(Extracted records)
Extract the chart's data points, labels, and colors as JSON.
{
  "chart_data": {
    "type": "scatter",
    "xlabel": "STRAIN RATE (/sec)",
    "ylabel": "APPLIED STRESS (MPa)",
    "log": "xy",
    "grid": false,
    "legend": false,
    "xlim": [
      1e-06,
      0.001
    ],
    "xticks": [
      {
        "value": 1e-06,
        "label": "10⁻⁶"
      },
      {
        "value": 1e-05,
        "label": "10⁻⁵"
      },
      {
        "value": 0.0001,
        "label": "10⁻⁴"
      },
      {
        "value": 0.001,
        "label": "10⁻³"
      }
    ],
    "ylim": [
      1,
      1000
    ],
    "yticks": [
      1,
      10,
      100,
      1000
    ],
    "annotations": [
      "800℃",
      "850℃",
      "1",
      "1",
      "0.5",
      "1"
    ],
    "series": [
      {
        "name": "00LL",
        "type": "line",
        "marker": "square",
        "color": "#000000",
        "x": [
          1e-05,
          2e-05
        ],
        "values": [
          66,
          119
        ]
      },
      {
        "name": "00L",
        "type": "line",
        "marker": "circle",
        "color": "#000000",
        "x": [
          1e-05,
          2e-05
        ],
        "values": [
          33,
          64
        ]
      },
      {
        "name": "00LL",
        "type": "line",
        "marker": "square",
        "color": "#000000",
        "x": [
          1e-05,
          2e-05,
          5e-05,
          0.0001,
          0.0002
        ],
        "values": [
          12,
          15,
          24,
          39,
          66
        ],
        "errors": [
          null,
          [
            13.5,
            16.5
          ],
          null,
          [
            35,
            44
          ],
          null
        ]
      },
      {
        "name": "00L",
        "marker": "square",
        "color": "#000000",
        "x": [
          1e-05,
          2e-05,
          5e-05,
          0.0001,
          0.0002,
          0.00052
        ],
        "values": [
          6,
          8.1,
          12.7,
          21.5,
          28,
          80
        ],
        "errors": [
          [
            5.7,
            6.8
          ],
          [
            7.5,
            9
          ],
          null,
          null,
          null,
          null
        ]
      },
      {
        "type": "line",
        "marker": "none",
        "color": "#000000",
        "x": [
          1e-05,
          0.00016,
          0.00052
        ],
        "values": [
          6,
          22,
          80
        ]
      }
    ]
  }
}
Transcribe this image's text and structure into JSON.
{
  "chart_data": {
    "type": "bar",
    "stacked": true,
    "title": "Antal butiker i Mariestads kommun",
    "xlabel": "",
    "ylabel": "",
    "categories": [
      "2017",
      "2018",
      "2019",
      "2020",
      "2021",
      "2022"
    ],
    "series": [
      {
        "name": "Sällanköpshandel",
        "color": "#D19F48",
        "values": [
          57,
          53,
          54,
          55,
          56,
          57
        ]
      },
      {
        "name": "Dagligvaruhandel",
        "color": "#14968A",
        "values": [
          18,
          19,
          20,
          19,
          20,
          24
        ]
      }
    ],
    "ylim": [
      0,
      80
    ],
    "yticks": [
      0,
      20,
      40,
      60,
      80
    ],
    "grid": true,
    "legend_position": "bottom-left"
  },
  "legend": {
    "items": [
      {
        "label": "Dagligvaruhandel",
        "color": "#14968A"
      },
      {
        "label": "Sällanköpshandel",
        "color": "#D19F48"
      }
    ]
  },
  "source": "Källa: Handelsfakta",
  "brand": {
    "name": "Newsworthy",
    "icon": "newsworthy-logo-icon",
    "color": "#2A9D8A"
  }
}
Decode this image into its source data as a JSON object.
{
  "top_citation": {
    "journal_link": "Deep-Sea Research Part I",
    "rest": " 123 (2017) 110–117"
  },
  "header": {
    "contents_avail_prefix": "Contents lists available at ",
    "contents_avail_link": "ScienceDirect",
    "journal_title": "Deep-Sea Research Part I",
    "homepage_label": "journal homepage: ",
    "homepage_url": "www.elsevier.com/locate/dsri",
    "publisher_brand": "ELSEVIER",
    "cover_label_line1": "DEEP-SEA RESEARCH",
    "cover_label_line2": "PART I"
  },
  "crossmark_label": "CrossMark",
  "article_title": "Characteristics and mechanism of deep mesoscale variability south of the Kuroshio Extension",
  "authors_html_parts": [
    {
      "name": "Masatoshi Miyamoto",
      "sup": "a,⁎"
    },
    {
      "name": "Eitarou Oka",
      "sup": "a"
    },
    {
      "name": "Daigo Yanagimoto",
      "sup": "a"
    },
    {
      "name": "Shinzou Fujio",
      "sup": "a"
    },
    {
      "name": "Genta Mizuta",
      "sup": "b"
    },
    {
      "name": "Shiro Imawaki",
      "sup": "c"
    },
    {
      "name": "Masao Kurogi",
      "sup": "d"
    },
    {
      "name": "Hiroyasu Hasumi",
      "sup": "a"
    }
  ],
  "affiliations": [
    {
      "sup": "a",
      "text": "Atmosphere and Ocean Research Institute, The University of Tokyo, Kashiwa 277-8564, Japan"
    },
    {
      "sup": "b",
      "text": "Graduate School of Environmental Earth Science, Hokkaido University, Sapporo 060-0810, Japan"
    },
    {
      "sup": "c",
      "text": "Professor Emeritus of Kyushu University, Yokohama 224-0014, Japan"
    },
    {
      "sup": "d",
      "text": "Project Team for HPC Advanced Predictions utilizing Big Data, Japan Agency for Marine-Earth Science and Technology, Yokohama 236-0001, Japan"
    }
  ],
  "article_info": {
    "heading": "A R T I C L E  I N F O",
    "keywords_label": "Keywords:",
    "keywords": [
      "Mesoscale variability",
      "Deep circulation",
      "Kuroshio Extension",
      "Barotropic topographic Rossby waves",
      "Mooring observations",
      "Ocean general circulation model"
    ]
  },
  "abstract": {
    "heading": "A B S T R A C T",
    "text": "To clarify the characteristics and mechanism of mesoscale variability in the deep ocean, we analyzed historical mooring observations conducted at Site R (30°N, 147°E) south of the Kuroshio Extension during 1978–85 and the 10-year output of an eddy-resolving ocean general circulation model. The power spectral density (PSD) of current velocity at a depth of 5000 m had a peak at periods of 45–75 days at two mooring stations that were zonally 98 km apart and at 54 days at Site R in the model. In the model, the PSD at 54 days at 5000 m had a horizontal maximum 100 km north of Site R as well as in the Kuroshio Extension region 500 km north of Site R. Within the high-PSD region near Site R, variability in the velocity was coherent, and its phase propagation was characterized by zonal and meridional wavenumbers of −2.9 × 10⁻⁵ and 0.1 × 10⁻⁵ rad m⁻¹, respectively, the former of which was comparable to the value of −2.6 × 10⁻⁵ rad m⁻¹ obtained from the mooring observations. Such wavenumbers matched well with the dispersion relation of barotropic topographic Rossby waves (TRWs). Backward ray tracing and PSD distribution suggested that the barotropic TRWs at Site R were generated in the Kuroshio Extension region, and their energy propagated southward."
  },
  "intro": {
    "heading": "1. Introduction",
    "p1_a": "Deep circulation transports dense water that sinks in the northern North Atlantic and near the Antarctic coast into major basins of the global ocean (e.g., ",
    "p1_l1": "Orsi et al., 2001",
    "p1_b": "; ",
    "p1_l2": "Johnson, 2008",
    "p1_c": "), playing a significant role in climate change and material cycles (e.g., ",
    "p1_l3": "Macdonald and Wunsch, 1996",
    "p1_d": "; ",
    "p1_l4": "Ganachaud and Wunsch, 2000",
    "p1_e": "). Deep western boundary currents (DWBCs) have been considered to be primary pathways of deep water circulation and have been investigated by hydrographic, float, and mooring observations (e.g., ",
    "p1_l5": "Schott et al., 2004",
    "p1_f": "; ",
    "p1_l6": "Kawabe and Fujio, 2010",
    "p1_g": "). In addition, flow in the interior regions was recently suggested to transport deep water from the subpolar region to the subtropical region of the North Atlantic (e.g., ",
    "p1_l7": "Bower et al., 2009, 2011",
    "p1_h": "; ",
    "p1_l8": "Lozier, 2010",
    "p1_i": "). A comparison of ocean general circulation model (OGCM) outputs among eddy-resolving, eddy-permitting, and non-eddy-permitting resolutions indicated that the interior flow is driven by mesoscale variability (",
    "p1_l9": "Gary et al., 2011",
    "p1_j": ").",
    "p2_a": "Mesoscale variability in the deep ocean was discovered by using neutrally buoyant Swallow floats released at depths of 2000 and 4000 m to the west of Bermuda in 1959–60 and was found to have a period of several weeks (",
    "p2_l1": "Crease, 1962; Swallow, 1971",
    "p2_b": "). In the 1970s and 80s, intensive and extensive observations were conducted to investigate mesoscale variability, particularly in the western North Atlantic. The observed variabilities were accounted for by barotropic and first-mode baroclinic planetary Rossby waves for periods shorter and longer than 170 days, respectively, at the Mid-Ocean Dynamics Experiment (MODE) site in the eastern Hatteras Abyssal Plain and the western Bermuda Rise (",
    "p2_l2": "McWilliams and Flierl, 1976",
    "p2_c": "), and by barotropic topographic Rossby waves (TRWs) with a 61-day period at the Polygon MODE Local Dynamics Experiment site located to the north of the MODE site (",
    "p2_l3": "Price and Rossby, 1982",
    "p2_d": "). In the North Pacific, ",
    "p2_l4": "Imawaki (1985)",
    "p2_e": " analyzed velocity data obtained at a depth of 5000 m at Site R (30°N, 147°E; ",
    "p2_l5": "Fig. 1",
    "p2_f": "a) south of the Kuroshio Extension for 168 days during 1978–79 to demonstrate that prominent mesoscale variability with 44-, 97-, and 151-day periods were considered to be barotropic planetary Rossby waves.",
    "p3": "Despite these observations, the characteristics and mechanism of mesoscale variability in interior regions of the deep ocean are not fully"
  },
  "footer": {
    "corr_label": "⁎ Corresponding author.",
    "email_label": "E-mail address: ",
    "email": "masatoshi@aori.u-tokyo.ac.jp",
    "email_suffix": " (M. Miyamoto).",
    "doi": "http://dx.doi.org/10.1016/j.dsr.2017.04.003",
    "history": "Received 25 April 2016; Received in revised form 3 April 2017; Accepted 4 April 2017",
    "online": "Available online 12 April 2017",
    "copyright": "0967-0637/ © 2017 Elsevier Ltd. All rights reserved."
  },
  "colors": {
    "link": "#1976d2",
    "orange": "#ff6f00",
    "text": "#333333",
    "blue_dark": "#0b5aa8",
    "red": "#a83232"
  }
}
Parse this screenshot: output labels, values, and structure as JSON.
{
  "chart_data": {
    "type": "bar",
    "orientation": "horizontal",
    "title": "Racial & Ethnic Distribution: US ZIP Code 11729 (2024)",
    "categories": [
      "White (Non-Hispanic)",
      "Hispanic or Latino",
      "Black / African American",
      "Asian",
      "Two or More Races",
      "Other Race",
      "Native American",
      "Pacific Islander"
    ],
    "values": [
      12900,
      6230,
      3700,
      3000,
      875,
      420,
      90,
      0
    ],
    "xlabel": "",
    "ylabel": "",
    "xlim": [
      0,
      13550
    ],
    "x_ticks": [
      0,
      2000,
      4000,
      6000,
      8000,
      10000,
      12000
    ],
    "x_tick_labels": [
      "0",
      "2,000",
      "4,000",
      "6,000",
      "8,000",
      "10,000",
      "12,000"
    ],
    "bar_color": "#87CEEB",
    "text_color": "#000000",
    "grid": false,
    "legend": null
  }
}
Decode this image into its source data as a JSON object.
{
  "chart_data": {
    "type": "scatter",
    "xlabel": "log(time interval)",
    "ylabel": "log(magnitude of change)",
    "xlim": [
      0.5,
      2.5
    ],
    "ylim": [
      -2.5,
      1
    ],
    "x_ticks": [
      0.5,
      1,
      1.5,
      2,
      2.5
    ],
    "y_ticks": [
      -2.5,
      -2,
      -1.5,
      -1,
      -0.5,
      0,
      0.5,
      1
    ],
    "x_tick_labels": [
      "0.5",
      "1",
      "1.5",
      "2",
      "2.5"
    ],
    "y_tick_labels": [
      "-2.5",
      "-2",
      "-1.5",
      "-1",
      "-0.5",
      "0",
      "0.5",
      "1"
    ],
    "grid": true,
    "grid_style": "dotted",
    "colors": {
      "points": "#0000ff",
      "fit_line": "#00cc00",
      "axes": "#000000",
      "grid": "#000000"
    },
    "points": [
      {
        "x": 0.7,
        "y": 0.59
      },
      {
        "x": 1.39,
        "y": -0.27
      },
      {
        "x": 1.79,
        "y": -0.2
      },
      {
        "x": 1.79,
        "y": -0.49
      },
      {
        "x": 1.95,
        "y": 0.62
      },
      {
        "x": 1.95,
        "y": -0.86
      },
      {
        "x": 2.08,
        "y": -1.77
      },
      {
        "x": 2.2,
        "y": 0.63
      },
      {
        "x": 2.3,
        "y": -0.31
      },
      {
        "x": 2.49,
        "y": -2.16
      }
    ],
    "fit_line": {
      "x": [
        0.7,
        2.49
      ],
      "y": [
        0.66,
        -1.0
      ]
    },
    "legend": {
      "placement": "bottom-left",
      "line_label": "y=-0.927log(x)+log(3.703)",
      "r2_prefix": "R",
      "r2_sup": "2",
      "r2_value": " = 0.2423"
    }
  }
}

EXERCISE PROMPT ->
Pull every line containing the word "regions" out of the material and copy it.

FULL ANSWER ->
    "p1_g": "). In addition, flow in the interior regions was recently suggested to transport deep water from the subpolar region to the subtropical region of the North Atlantic (e.g., ",
    "p3": "Despite these observations, the characteristics and mechanism of mesoscale variability in interior regions of the deep ocean are not fully"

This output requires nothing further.